§ Work instructions:
Transcribe every line exactly and omit anything that is a picture.

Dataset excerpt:
###

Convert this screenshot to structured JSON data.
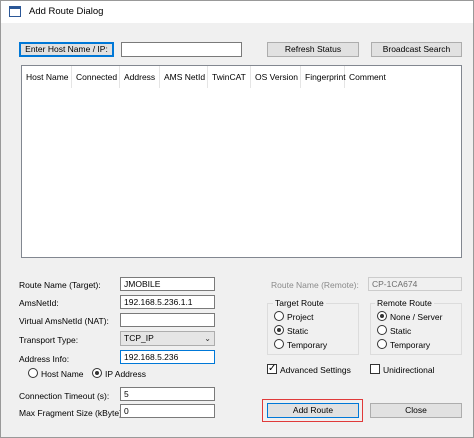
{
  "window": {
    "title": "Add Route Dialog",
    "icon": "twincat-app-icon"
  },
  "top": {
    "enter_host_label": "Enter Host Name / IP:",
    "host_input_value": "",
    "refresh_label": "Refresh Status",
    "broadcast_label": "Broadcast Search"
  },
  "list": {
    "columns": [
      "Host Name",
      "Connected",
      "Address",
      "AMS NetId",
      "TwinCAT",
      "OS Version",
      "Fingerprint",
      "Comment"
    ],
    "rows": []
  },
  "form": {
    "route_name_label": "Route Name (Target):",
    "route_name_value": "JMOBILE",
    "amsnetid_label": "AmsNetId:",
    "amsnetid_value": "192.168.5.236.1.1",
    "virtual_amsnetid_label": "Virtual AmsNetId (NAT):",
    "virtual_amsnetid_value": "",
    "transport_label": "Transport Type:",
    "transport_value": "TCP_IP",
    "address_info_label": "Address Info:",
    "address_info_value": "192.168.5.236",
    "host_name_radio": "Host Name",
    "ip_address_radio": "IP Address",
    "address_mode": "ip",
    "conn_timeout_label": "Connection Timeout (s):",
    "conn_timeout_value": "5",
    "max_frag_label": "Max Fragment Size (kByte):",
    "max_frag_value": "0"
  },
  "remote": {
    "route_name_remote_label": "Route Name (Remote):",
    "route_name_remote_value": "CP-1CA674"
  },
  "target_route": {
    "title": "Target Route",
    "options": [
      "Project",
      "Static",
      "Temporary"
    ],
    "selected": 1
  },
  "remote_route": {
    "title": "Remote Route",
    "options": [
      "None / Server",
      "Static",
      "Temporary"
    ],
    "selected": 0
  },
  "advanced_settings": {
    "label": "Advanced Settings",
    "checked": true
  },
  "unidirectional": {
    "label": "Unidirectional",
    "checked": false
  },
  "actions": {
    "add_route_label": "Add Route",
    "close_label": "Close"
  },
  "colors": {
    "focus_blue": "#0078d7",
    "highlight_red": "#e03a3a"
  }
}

###

§ Exercise answer:
Convert this screenshot to structured JSON data.
{
  "window": {
    "title": "Add Route Dialog",
    "icon": "twincat-app-icon"
  },
  "top": {
    "enter_host_label": "Enter Host Name / IP:",
    "host_input_value": "",
    "refresh_label": "Refresh Status",
    "broadcast_label": "Broadcast Search"
  },
  "list": {
    "columns": [
      "Host Name",
      "Connected",
      "Address",
      "AMS NetId",
      "TwinCAT",
      "OS Version",
      "Fingerprint",
      "Comment"
    ],
    "rows": []
  },
  "form": {
    "route_name_label": "Route Name (Target):",
    "route_name_value": "JMOBILE",
    "amsnetid_label": "AmsNetId:",
    "amsnetid_value": "192.168.5.236.1.1",
    "virtual_amsnetid_label": "Virtual AmsNetId (NAT):",
    "virtual_amsnetid_value": "",
    "transport_label": "Transport Type:",
    "transport_value": "TCP_IP",
    "address_info_label": "Address Info:",
    "address_info_value": "192.168.5.236",
    "host_name_radio": "Host Name",
    "ip_address_radio": "IP Address",
    "address_mode": "ip",
    "conn_timeout_label": "Connection Timeout (s):",
    "conn_timeout_value": "5",
    "max_frag_label": "Max Fragment Size (kByte):",
    "max_frag_value": "0"
  },
  "remote": {
    "route_name_remote_label": "Route Name (Remote):",
    "route_name_remote_value": "CP-1CA674"
  },
  "target_route": {
    "title": "Target Route",
    "options": [
      "Project",
      "Static",
      "Temporary"
    ],
    "selected": 1
  },
  "remote_route": {
    "title": "Remote Route",
    "options": [
      "None / Server",
      "Static",
      "Temporary"
    ],
    "selected": 0
  },
  "advanced_settings": {
    "label": "Advanced Settings",
    "checked": true
  },
  "unidirectional": {
    "label": "Unidirectional",
    "checked": false
  },
  "actions": {
    "add_route_label": "Add Route",
    "close_label": "Close"
  },
  "colors": {
    "focus_blue": "#0078d7",
    "highlight_red": "#e03a3a"
  }
}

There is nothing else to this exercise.